◆ **The problem**:
What is the number of lines holding the word "content"? Write that number and nothing else.

·····

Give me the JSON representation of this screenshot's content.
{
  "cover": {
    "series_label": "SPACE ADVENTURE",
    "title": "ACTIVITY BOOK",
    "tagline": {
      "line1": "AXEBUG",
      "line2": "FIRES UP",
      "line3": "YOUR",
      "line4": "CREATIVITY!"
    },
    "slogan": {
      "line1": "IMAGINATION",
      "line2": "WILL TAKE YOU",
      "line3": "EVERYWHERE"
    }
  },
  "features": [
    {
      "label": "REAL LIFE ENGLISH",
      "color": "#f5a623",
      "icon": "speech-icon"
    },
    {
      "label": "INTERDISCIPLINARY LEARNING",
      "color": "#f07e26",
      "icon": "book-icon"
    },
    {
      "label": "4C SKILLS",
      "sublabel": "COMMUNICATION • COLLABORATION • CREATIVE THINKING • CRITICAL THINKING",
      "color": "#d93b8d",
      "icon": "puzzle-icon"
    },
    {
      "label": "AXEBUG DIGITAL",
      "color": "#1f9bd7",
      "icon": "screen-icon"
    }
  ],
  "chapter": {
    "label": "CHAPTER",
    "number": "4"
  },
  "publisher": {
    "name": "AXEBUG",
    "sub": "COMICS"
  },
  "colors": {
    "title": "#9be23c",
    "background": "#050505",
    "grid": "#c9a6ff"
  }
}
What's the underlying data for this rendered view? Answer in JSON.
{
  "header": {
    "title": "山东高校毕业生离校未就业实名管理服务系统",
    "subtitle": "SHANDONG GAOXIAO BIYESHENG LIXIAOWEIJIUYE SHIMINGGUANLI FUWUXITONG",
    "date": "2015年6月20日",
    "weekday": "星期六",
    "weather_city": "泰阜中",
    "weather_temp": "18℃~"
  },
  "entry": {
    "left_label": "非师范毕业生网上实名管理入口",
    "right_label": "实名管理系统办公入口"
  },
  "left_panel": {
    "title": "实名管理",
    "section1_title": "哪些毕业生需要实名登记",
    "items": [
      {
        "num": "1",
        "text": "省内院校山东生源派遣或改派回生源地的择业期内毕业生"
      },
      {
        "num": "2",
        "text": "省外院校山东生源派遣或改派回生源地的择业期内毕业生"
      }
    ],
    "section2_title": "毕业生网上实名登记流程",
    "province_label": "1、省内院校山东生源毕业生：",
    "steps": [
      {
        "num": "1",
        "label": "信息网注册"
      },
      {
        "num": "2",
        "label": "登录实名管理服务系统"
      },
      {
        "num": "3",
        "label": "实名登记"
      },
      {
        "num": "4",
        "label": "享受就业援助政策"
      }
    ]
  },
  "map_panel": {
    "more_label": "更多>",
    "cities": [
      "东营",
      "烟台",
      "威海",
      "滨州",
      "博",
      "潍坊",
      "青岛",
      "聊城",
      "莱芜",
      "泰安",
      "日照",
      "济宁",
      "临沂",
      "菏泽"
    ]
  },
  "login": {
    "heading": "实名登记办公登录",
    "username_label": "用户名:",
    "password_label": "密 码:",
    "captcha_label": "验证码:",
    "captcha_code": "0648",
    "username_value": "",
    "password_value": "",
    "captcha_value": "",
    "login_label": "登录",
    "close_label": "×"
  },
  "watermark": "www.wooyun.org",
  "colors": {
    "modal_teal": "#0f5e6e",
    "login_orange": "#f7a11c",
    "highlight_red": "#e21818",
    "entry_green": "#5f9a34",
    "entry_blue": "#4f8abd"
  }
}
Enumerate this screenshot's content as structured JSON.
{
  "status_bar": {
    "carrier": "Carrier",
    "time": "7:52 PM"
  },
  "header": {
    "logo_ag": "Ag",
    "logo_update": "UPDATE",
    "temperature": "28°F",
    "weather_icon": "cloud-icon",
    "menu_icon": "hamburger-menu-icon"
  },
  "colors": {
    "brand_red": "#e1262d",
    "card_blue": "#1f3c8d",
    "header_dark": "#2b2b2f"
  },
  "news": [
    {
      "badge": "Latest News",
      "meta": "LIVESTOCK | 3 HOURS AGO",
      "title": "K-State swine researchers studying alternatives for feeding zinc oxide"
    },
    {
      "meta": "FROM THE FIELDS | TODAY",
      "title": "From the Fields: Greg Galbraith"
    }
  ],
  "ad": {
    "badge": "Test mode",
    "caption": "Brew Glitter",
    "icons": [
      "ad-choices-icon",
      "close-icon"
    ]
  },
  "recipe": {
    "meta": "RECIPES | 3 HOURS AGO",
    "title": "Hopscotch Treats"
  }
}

·····

◆ **Exercise result**:
2